Excerpts from a figure dataset:
● ● ● ● ●

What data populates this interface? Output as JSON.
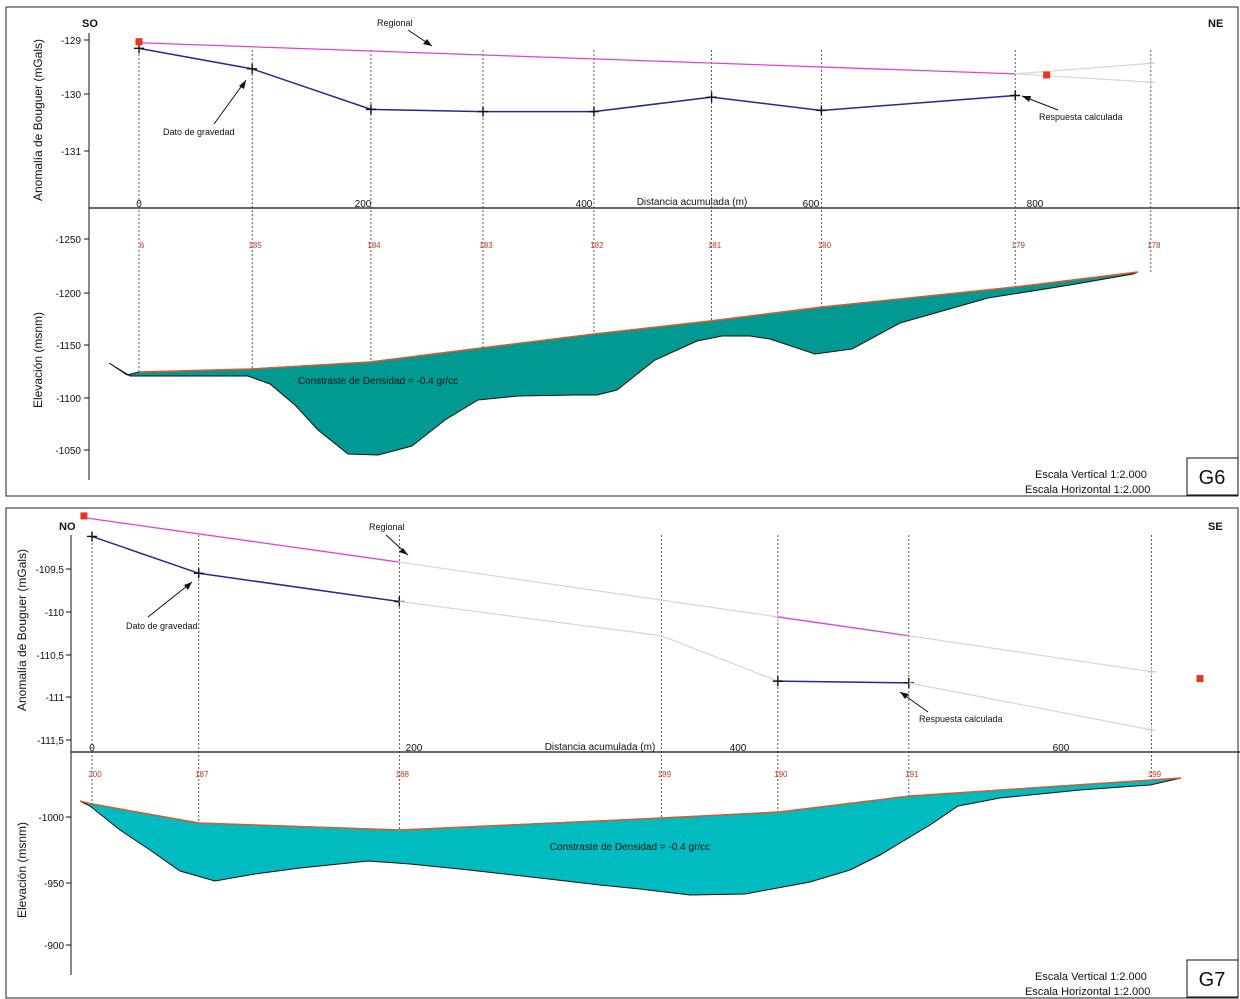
{
  "chart_data": [
    {
      "type": "line",
      "panel": "G6",
      "left_label": "SO",
      "right_label": "NE",
      "x_axis": {
        "label": "Distancia acumulada (m)",
        "ticks": [
          0,
          200,
          400,
          600,
          800
        ]
      },
      "gravity_axis": {
        "label": "Anomalía de Bouguer (mGals)",
        "ticks": [
          -129,
          -130,
          -131
        ],
        "tick_labels": [
          "-129",
          "-130",
          "-131"
        ],
        "range": [
          -131.9,
          -128.9
        ]
      },
      "elevation_axis": {
        "label": "Elevación (msnm)",
        "ticks": [
          -1250,
          -1200,
          -1150,
          -1100,
          -1050
        ],
        "tick_labels": [
          "-1250",
          "-1200",
          "-1150",
          "-1100",
          "-1050"
        ]
      },
      "stations": {
        "x": [
          0,
          101,
          207,
          307,
          406,
          511,
          609,
          782,
          903
        ],
        "labels": [
          "6",
          "185",
          "184",
          "183",
          "182",
          "181",
          "180",
          "179",
          "178"
        ]
      },
      "series": [
        {
          "name": "Regional",
          "color": "#e040e0",
          "x": [
            0,
            782
          ],
          "y": [
            -129.05,
            -129.61
          ]
        },
        {
          "color": "#d8d8d8",
          "x": [
            782,
            903
          ],
          "y": [
            -129.61,
            -129.42
          ]
        },
        {
          "color": "#d8d8d8",
          "x": [
            782,
            903
          ],
          "y": [
            -129.61,
            -129.76
          ]
        },
        {
          "name": "Dato de gravedad",
          "color": "#22289a",
          "x": [
            0,
            101,
            207,
            307,
            406,
            511,
            609,
            782
          ],
          "y": [
            -129.15,
            -129.52,
            -130.25,
            -130.29,
            -130.29,
            -130.03,
            -130.27,
            -130.0
          ]
        }
      ],
      "regional_endpoints": {
        "color": "#e8341c",
        "x": [
          0,
          810
        ],
        "y": [
          -129.03,
          -129.63
        ]
      },
      "annotations": [
        "Regional",
        "Dato de gravedad",
        "Respuesta calculada"
      ],
      "density_contrast": "Constraste de Densidad = -0.4 gr/cc",
      "scale_vertical": "Escala Vertical 1:2.000",
      "scale_horizontal": "Escala Horizontal 1:2.000"
    },
    {
      "type": "line",
      "panel": "G7",
      "left_label": "NO",
      "right_label": "SE",
      "x_axis": {
        "label": "Distancia acumulada (m)",
        "ticks": [
          0,
          200,
          400,
          600
        ]
      },
      "gravity_axis": {
        "label": "Anomalía de Bouguer (mGals)",
        "ticks": [
          -109.5,
          -110,
          -110.5,
          -111,
          -111.5
        ],
        "tick_labels": [
          "-109,5",
          "-110",
          "-110,5",
          "-111",
          "-111,5"
        ],
        "range": [
          -111.83,
          -108.8
        ]
      },
      "elevation_axis": {
        "label": "Elevación (msnm)",
        "ticks": [
          -1000,
          -950,
          -900
        ],
        "tick_labels": [
          "-1000",
          "-950",
          "-900"
        ]
      },
      "stations": {
        "x": [
          0,
          66,
          190,
          352,
          424,
          505,
          655
        ],
        "labels": [
          "200",
          "187",
          "188",
          "189",
          "190",
          "191",
          "199"
        ]
      },
      "series": [
        {
          "name": "Regional",
          "color": "#e040e0",
          "x": [
            -5,
            190
          ],
          "y": [
            -108.9,
            -109.42
          ]
        },
        {
          "color": "#d8d8d8",
          "x": [
            190,
            424
          ],
          "y": [
            -109.42,
            -110.06
          ]
        },
        {
          "color": "#e040e0",
          "x": [
            424,
            505
          ],
          "y": [
            -110.06,
            -110.28
          ]
        },
        {
          "color": "#d8d8d8",
          "x": [
            505,
            655
          ],
          "y": [
            -110.28,
            -110.7
          ]
        },
        {
          "name": "Dato de gravedad",
          "color": "#22289a",
          "x": [
            0,
            66,
            190
          ],
          "y": [
            -109.12,
            -109.55,
            -109.88
          ]
        },
        {
          "color": "#d8d8d8",
          "x": [
            190,
            352,
            424
          ],
          "y": [
            -109.88,
            -110.28,
            -110.81
          ]
        },
        {
          "color": "#22289a",
          "x": [
            424,
            505
          ],
          "y": [
            -110.81,
            -110.83
          ]
        },
        {
          "color": "#d8d8d8",
          "x": [
            505,
            655
          ],
          "y": [
            -110.83,
            -111.38
          ]
        }
      ],
      "regional_endpoints": {
        "color": "#e8341c",
        "x": [
          -5,
          685
        ],
        "y": [
          -108.88,
          -110.78
        ]
      },
      "annotations": [
        "Regional",
        "Dato de gravedad",
        "Respuesta calculada"
      ],
      "density_contrast": "Constraste de Densidad = -0.4 gr/cc",
      "scale_vertical": "Escala Vertical 1:2.000",
      "scale_horizontal": "Escala Horizontal 1:2.000"
    }
  ]
}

● ● ● ● ●

Stated problem: Retype the whole listing exactly and leave the pictures out.

Full answer:
What data populates this interface? Output as JSON.
{
  "chart_data": [
    {
      "type": "line",
      "panel": "G6",
      "left_label": "SO",
      "right_label": "NE",
      "x_axis": {
        "label": "Distancia acumulada (m)",
        "ticks": [
          0,
          200,
          400,
          600,
          800
        ]
      },
      "gravity_axis": {
        "label": "Anomalía de Bouguer (mGals)",
        "ticks": [
          -129,
          -130,
          -131
        ],
        "tick_labels": [
          "-129",
          "-130",
          "-131"
        ],
        "range": [
          -131.9,
          -128.9
        ]
      },
      "elevation_axis": {
        "label": "Elevación (msnm)",
        "ticks": [
          -1250,
          -1200,
          -1150,
          -1100,
          -1050
        ],
        "tick_labels": [
          "-1250",
          "-1200",
          "-1150",
          "-1100",
          "-1050"
        ]
      },
      "stations": {
        "x": [
          0,
          101,
          207,
          307,
          406,
          511,
          609,
          782,
          903
        ],
        "labels": [
          "6",
          "185",
          "184",
          "183",
          "182",
          "181",
          "180",
          "179",
          "178"
        ]
      },
      "series": [
        {
          "name": "Regional",
          "color": "#e040e0",
          "x": [
            0,
            782
          ],
          "y": [
            -129.05,
            -129.61
          ]
        },
        {
          "color": "#d8d8d8",
          "x": [
            782,
            903
          ],
          "y": [
            -129.61,
            -129.42
          ]
        },
        {
          "color": "#d8d8d8",
          "x": [
            782,
            903
          ],
          "y": [
            -129.61,
            -129.76
          ]
        },
        {
          "name": "Dato de gravedad",
          "color": "#22289a",
          "x": [
            0,
            101,
            207,
            307,
            406,
            511,
            609,
            782
          ],
          "y": [
            -129.15,
            -129.52,
            -130.25,
            -130.29,
            -130.29,
            -130.03,
            -130.27,
            -130.0
          ]
        }
      ],
      "regional_endpoints": {
        "color": "#e8341c",
        "x": [
          0,
          810
        ],
        "y": [
          -129.03,
          -129.63
        ]
      },
      "annotations": [
        "Regional",
        "Dato de gravedad",
        "Respuesta calculada"
      ],
      "density_contrast": "Constraste de Densidad = -0.4 gr/cc",
      "scale_vertical": "Escala Vertical 1:2.000",
      "scale_horizontal": "Escala Horizontal 1:2.000"
    },
    {
      "type": "line",
      "panel": "G7",
      "left_label": "NO",
      "right_label": "SE",
      "x_axis": {
        "label": "Distancia acumulada (m)",
        "ticks": [
          0,
          200,
          400,
          600
        ]
      },
      "gravity_axis": {
        "label": "Anomalía de Bouguer (mGals)",
        "ticks": [
          -109.5,
          -110,
          -110.5,
          -111,
          -111.5
        ],
        "tick_labels": [
          "-109,5",
          "-110",
          "-110,5",
          "-111",
          "-111,5"
        ],
        "range": [
          -111.83,
          -108.8
        ]
      },
      "elevation_axis": {
        "label": "Elevación (msnm)",
        "ticks": [
          -1000,
          -950,
          -900
        ],
        "tick_labels": [
          "-1000",
          "-950",
          "-900"
        ]
      },
      "stations": {
        "x": [
          0,
          66,
          190,
          352,
          424,
          505,
          655
        ],
        "labels": [
          "200",
          "187",
          "188",
          "189",
          "190",
          "191",
          "199"
        ]
      },
      "series": [
        {
          "name": "Regional",
          "color": "#e040e0",
          "x": [
            -5,
            190
          ],
          "y": [
            -108.9,
            -109.42
          ]
        },
        {
          "color": "#d8d8d8",
          "x": [
            190,
            424
          ],
          "y": [
            -109.42,
            -110.06
          ]
        },
        {
          "color": "#e040e0",
          "x": [
            424,
            505
          ],
          "y": [
            -110.06,
            -110.28
          ]
        },
        {
          "color": "#d8d8d8",
          "x": [
            505,
            655
          ],
          "y": [
            -110.28,
            -110.7
          ]
        },
        {
          "name": "Dato de gravedad",
          "color": "#22289a",
          "x": [
            0,
            66,
            190
          ],
          "y": [
            -109.12,
            -109.55,
            -109.88
          ]
        },
        {
          "color": "#d8d8d8",
          "x": [
            190,
            352,
            424
          ],
          "y": [
            -109.88,
            -110.28,
            -110.81
          ]
        },
        {
          "color": "#22289a",
          "x": [
            424,
            505
          ],
          "y": [
            -110.81,
            -110.83
          ]
        },
        {
          "color": "#d8d8d8",
          "x": [
            505,
            655
          ],
          "y": [
            -110.83,
            -111.38
          ]
        }
      ],
      "regional_endpoints": {
        "color": "#e8341c",
        "x": [
          -5,
          685
        ],
        "y": [
          -108.88,
          -110.78
        ]
      },
      "annotations": [
        "Regional",
        "Dato de gravedad",
        "Respuesta calculada"
      ],
      "density_contrast": "Constraste de Densidad = -0.4 gr/cc",
      "scale_vertical": "Escala Vertical 1:2.000",
      "scale_horizontal": "Escala Horizontal 1:2.000"
    }
  ]
}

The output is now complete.